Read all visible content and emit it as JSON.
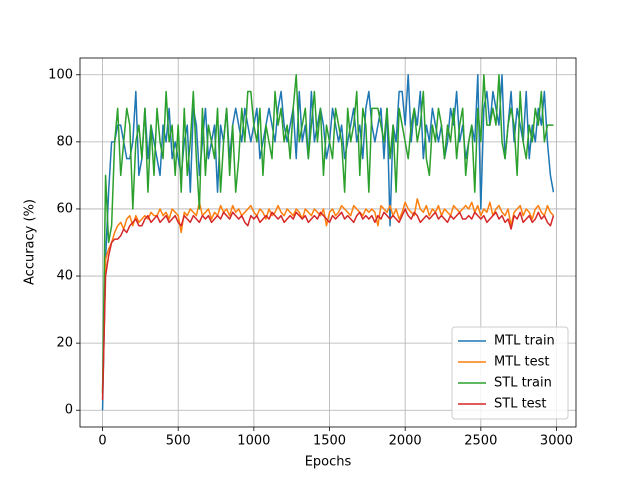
{
  "chart_data": {
    "type": "line",
    "x_label": "Epochs",
    "y_label": "Accuracy (%)",
    "x": [
      0,
      20,
      40,
      60,
      80,
      100,
      120,
      140,
      160,
      180,
      200,
      220,
      240,
      260,
      280,
      300,
      320,
      340,
      360,
      380,
      400,
      420,
      440,
      460,
      480,
      500,
      520,
      540,
      560,
      580,
      600,
      620,
      640,
      660,
      680,
      700,
      720,
      740,
      760,
      780,
      800,
      820,
      840,
      860,
      880,
      900,
      920,
      940,
      960,
      980,
      1000,
      1020,
      1040,
      1060,
      1080,
      1100,
      1120,
      1140,
      1160,
      1180,
      1200,
      1220,
      1240,
      1260,
      1280,
      1300,
      1320,
      1340,
      1360,
      1380,
      1400,
      1420,
      1440,
      1460,
      1480,
      1500,
      1520,
      1540,
      1560,
      1580,
      1600,
      1620,
      1640,
      1660,
      1680,
      1700,
      1720,
      1740,
      1760,
      1780,
      1800,
      1820,
      1840,
      1860,
      1880,
      1900,
      1920,
      1940,
      1960,
      1980,
      2000,
      2020,
      2040,
      2060,
      2080,
      2100,
      2120,
      2140,
      2160,
      2180,
      2200,
      2220,
      2240,
      2260,
      2280,
      2300,
      2320,
      2340,
      2360,
      2380,
      2400,
      2420,
      2440,
      2460,
      2480,
      2500,
      2520,
      2540,
      2560,
      2580,
      2600,
      2620,
      2640,
      2660,
      2680,
      2700,
      2720,
      2740,
      2760,
      2780,
      2800,
      2820,
      2840,
      2860,
      2880,
      2900,
      2920,
      2940,
      2960,
      2980
    ],
    "series": [
      {
        "name": "MTL train",
        "color": "#1f77b4",
        "values": [
          0,
          45,
          65,
          80,
          80,
          85,
          85,
          80,
          75,
          75,
          80,
          95,
          70,
          75,
          90,
          75,
          85,
          80,
          75,
          70,
          85,
          80,
          90,
          75,
          80,
          75,
          70,
          80,
          85,
          65,
          90,
          85,
          70,
          80,
          90,
          75,
          80,
          85,
          65,
          85,
          80,
          90,
          75,
          85,
          90,
          85,
          80,
          90,
          85,
          80,
          85,
          90,
          75,
          80,
          85,
          90,
          85,
          80,
          90,
          95,
          85,
          80,
          85,
          90,
          75,
          95,
          80,
          85,
          75,
          95,
          80,
          85,
          90,
          85,
          75,
          80,
          90,
          85,
          80,
          85,
          75,
          80,
          85,
          90,
          80,
          85,
          75,
          90,
          95,
          85,
          80,
          85,
          90,
          75,
          90,
          55,
          85,
          80,
          95,
          95,
          85,
          100,
          80,
          90,
          85,
          95,
          75,
          85,
          80,
          90,
          85,
          80,
          85,
          75,
          80,
          90,
          85,
          95,
          80,
          85,
          75,
          80,
          85,
          80,
          100,
          60,
          90,
          95,
          85,
          95,
          90,
          85,
          100,
          75,
          85,
          95,
          80,
          90,
          85,
          80,
          95,
          75,
          85,
          80,
          90,
          85,
          95,
          80,
          70,
          65
        ]
      },
      {
        "name": "MTL test",
        "color": "#ff7f0e",
        "values": [
          5,
          45,
          48,
          50,
          53,
          55,
          56,
          54,
          57,
          58,
          55,
          58,
          56,
          57,
          58,
          57,
          59,
          58,
          58,
          60,
          58,
          59,
          57,
          60,
          59,
          58,
          53,
          59,
          58,
          60,
          59,
          58,
          62,
          58,
          59,
          60,
          57,
          59,
          58,
          61,
          59,
          60,
          58,
          61,
          59,
          60,
          58,
          59,
          60,
          61,
          59,
          58,
          60,
          59,
          57,
          60,
          58,
          59,
          61,
          59,
          58,
          60,
          59,
          58,
          60,
          59,
          57,
          60,
          59,
          58,
          60,
          59,
          58,
          60,
          55,
          59,
          60,
          58,
          59,
          61,
          60,
          59,
          58,
          61,
          60,
          59,
          58,
          60,
          59,
          60,
          59,
          55,
          61,
          60,
          59,
          61,
          58,
          60,
          57,
          59,
          62,
          60,
          59,
          58,
          63,
          60,
          59,
          61,
          58,
          60,
          59,
          61,
          58,
          60,
          59,
          58,
          61,
          60,
          59,
          60,
          61,
          60,
          62,
          59,
          61,
          58,
          60,
          59,
          62,
          58,
          60,
          61,
          59,
          58,
          60,
          55,
          59,
          60,
          61,
          58,
          60,
          59,
          57,
          60,
          61,
          59,
          58,
          61,
          59,
          58
        ]
      },
      {
        "name": "STL train",
        "color": "#2ca02c",
        "values": [
          5,
          70,
          50,
          55,
          80,
          90,
          70,
          80,
          90,
          85,
          60,
          80,
          85,
          75,
          90,
          65,
          85,
          70,
          90,
          80,
          75,
          95,
          80,
          85,
          70,
          85,
          65,
          90,
          70,
          80,
          95,
          75,
          60,
          90,
          70,
          85,
          80,
          75,
          90,
          65,
          80,
          90,
          70,
          85,
          65,
          75,
          90,
          80,
          95,
          95,
          85,
          80,
          90,
          70,
          85,
          80,
          75,
          95,
          85,
          90,
          80,
          85,
          75,
          90,
          100,
          80,
          85,
          90,
          75,
          85,
          95,
          80,
          90,
          70,
          85,
          80,
          75,
          90,
          85,
          80,
          65,
          90,
          80,
          85,
          95,
          70,
          90,
          85,
          65,
          90,
          90,
          90,
          85,
          80,
          90,
          75,
          85,
          65,
          90,
          85,
          80,
          75,
          85,
          90,
          80,
          85,
          95,
          75,
          70,
          85,
          80,
          90,
          85,
          75,
          85,
          80,
          90,
          75,
          85,
          90,
          70,
          80,
          85,
          65,
          90,
          80,
          100,
          85,
          85,
          90,
          85,
          100,
          80,
          75,
          85,
          90,
          85,
          70,
          95,
          80,
          75,
          85,
          80,
          90,
          85,
          95,
          80,
          85,
          85,
          85
        ]
      },
      {
        "name": "STL test",
        "color": "#d62728",
        "values": [
          3,
          40,
          46,
          50,
          51,
          51,
          52,
          54,
          53,
          55,
          56,
          57,
          55,
          55,
          57,
          58,
          56,
          57,
          58,
          56,
          57,
          58,
          56,
          57,
          58,
          56,
          55,
          58,
          57,
          56,
          58,
          57,
          56,
          58,
          57,
          58,
          56,
          57,
          58,
          57,
          59,
          58,
          57,
          59,
          58,
          57,
          58,
          56,
          55,
          58,
          57,
          58,
          56,
          57,
          58,
          57,
          59,
          58,
          57,
          58,
          56,
          57,
          58,
          57,
          59,
          58,
          57,
          58,
          56,
          57,
          58,
          57,
          59,
          58,
          57,
          56,
          58,
          57,
          58,
          59,
          57,
          58,
          57,
          56,
          58,
          59,
          57,
          58,
          57,
          58,
          56,
          58,
          57,
          59,
          58,
          57,
          58,
          57,
          56,
          58,
          60,
          58,
          57,
          59,
          58,
          56,
          57,
          58,
          57,
          58,
          59,
          57,
          58,
          57,
          56,
          58,
          57,
          58,
          59,
          57,
          57,
          58,
          57,
          59,
          58,
          57,
          58,
          56,
          57,
          58,
          59,
          57,
          58,
          56,
          57,
          54,
          58,
          57,
          59,
          56,
          57,
          58,
          56,
          57,
          59,
          57,
          58,
          56,
          55,
          58
        ]
      }
    ],
    "xlim": [
      -149,
      3129
    ],
    "ylim": [
      -5,
      105
    ],
    "xticks": [
      0,
      500,
      1000,
      1500,
      2000,
      2500,
      3000
    ],
    "yticks": [
      0,
      20,
      40,
      60,
      80,
      100
    ],
    "grid": true,
    "legend": "lower right"
  }
}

▸ **Stated exercise**
Output each line exactly; omit every picture.

▸ **Solution to the problem**
Read all visible content and emit it as JSON.
{
  "chart_data": {
    "type": "line",
    "x_label": "Epochs",
    "y_label": "Accuracy (%)",
    "x": [
      0,
      20,
      40,
      60,
      80,
      100,
      120,
      140,
      160,
      180,
      200,
      220,
      240,
      260,
      280,
      300,
      320,
      340,
      360,
      380,
      400,
      420,
      440,
      460,
      480,
      500,
      520,
      540,
      560,
      580,
      600,
      620,
      640,
      660,
      680,
      700,
      720,
      740,
      760,
      780,
      800,
      820,
      840,
      860,
      880,
      900,
      920,
      940,
      960,
      980,
      1000,
      1020,
      1040,
      1060,
      1080,
      1100,
      1120,
      1140,
      1160,
      1180,
      1200,
      1220,
      1240,
      1260,
      1280,
      1300,
      1320,
      1340,
      1360,
      1380,
      1400,
      1420,
      1440,
      1460,
      1480,
      1500,
      1520,
      1540,
      1560,
      1580,
      1600,
      1620,
      1640,
      1660,
      1680,
      1700,
      1720,
      1740,
      1760,
      1780,
      1800,
      1820,
      1840,
      1860,
      1880,
      1900,
      1920,
      1940,
      1960,
      1980,
      2000,
      2020,
      2040,
      2060,
      2080,
      2100,
      2120,
      2140,
      2160,
      2180,
      2200,
      2220,
      2240,
      2260,
      2280,
      2300,
      2320,
      2340,
      2360,
      2380,
      2400,
      2420,
      2440,
      2460,
      2480,
      2500,
      2520,
      2540,
      2560,
      2580,
      2600,
      2620,
      2640,
      2660,
      2680,
      2700,
      2720,
      2740,
      2760,
      2780,
      2800,
      2820,
      2840,
      2860,
      2880,
      2900,
      2920,
      2940,
      2960,
      2980
    ],
    "series": [
      {
        "name": "MTL train",
        "color": "#1f77b4",
        "values": [
          0,
          45,
          65,
          80,
          80,
          85,
          85,
          80,
          75,
          75,
          80,
          95,
          70,
          75,
          90,
          75,
          85,
          80,
          75,
          70,
          85,
          80,
          90,
          75,
          80,
          75,
          70,
          80,
          85,
          65,
          90,
          85,
          70,
          80,
          90,
          75,
          80,
          85,
          65,
          85,
          80,
          90,
          75,
          85,
          90,
          85,
          80,
          90,
          85,
          80,
          85,
          90,
          75,
          80,
          85,
          90,
          85,
          80,
          90,
          95,
          85,
          80,
          85,
          90,
          75,
          95,
          80,
          85,
          75,
          95,
          80,
          85,
          90,
          85,
          75,
          80,
          90,
          85,
          80,
          85,
          75,
          80,
          85,
          90,
          80,
          85,
          75,
          90,
          95,
          85,
          80,
          85,
          90,
          75,
          90,
          55,
          85,
          80,
          95,
          95,
          85,
          100,
          80,
          90,
          85,
          95,
          75,
          85,
          80,
          90,
          85,
          80,
          85,
          75,
          80,
          90,
          85,
          95,
          80,
          85,
          75,
          80,
          85,
          80,
          100,
          60,
          90,
          95,
          85,
          95,
          90,
          85,
          100,
          75,
          85,
          95,
          80,
          90,
          85,
          80,
          95,
          75,
          85,
          80,
          90,
          85,
          95,
          80,
          70,
          65
        ]
      },
      {
        "name": "MTL test",
        "color": "#ff7f0e",
        "values": [
          5,
          45,
          48,
          50,
          53,
          55,
          56,
          54,
          57,
          58,
          55,
          58,
          56,
          57,
          58,
          57,
          59,
          58,
          58,
          60,
          58,
          59,
          57,
          60,
          59,
          58,
          53,
          59,
          58,
          60,
          59,
          58,
          62,
          58,
          59,
          60,
          57,
          59,
          58,
          61,
          59,
          60,
          58,
          61,
          59,
          60,
          58,
          59,
          60,
          61,
          59,
          58,
          60,
          59,
          57,
          60,
          58,
          59,
          61,
          59,
          58,
          60,
          59,
          58,
          60,
          59,
          57,
          60,
          59,
          58,
          60,
          59,
          58,
          60,
          55,
          59,
          60,
          58,
          59,
          61,
          60,
          59,
          58,
          61,
          60,
          59,
          58,
          60,
          59,
          60,
          59,
          55,
          61,
          60,
          59,
          61,
          58,
          60,
          57,
          59,
          62,
          60,
          59,
          58,
          63,
          60,
          59,
          61,
          58,
          60,
          59,
          61,
          58,
          60,
          59,
          58,
          61,
          60,
          59,
          60,
          61,
          60,
          62,
          59,
          61,
          58,
          60,
          59,
          62,
          58,
          60,
          61,
          59,
          58,
          60,
          55,
          59,
          60,
          61,
          58,
          60,
          59,
          57,
          60,
          61,
          59,
          58,
          61,
          59,
          58
        ]
      },
      {
        "name": "STL train",
        "color": "#2ca02c",
        "values": [
          5,
          70,
          50,
          55,
          80,
          90,
          70,
          80,
          90,
          85,
          60,
          80,
          85,
          75,
          90,
          65,
          85,
          70,
          90,
          80,
          75,
          95,
          80,
          85,
          70,
          85,
          65,
          90,
          70,
          80,
          95,
          75,
          60,
          90,
          70,
          85,
          80,
          75,
          90,
          65,
          80,
          90,
          70,
          85,
          65,
          75,
          90,
          80,
          95,
          95,
          85,
          80,
          90,
          70,
          85,
          80,
          75,
          95,
          85,
          90,
          80,
          85,
          75,
          90,
          100,
          80,
          85,
          90,
          75,
          85,
          95,
          80,
          90,
          70,
          85,
          80,
          75,
          90,
          85,
          80,
          65,
          90,
          80,
          85,
          95,
          70,
          90,
          85,
          65,
          90,
          90,
          90,
          85,
          80,
          90,
          75,
          85,
          65,
          90,
          85,
          80,
          75,
          85,
          90,
          80,
          85,
          95,
          75,
          70,
          85,
          80,
          90,
          85,
          75,
          85,
          80,
          90,
          75,
          85,
          90,
          70,
          80,
          85,
          65,
          90,
          80,
          100,
          85,
          85,
          90,
          85,
          100,
          80,
          75,
          85,
          90,
          85,
          70,
          95,
          80,
          75,
          85,
          80,
          90,
          85,
          95,
          80,
          85,
          85,
          85
        ]
      },
      {
        "name": "STL test",
        "color": "#d62728",
        "values": [
          3,
          40,
          46,
          50,
          51,
          51,
          52,
          54,
          53,
          55,
          56,
          57,
          55,
          55,
          57,
          58,
          56,
          57,
          58,
          56,
          57,
          58,
          56,
          57,
          58,
          56,
          55,
          58,
          57,
          56,
          58,
          57,
          56,
          58,
          57,
          58,
          56,
          57,
          58,
          57,
          59,
          58,
          57,
          59,
          58,
          57,
          58,
          56,
          55,
          58,
          57,
          58,
          56,
          57,
          58,
          57,
          59,
          58,
          57,
          58,
          56,
          57,
          58,
          57,
          59,
          58,
          57,
          58,
          56,
          57,
          58,
          57,
          59,
          58,
          57,
          56,
          58,
          57,
          58,
          59,
          57,
          58,
          57,
          56,
          58,
          59,
          57,
          58,
          57,
          58,
          56,
          58,
          57,
          59,
          58,
          57,
          58,
          57,
          56,
          58,
          60,
          58,
          57,
          59,
          58,
          56,
          57,
          58,
          57,
          58,
          59,
          57,
          58,
          57,
          56,
          58,
          57,
          58,
          59,
          57,
          57,
          58,
          57,
          59,
          58,
          57,
          58,
          56,
          57,
          58,
          59,
          57,
          58,
          56,
          57,
          54,
          58,
          57,
          59,
          56,
          57,
          58,
          56,
          57,
          59,
          57,
          58,
          56,
          55,
          58
        ]
      }
    ],
    "xlim": [
      -149,
      3129
    ],
    "ylim": [
      -5,
      105
    ],
    "xticks": [
      0,
      500,
      1000,
      1500,
      2000,
      2500,
      3000
    ],
    "yticks": [
      0,
      20,
      40,
      60,
      80,
      100
    ],
    "grid": true,
    "legend": "lower right"
  }
}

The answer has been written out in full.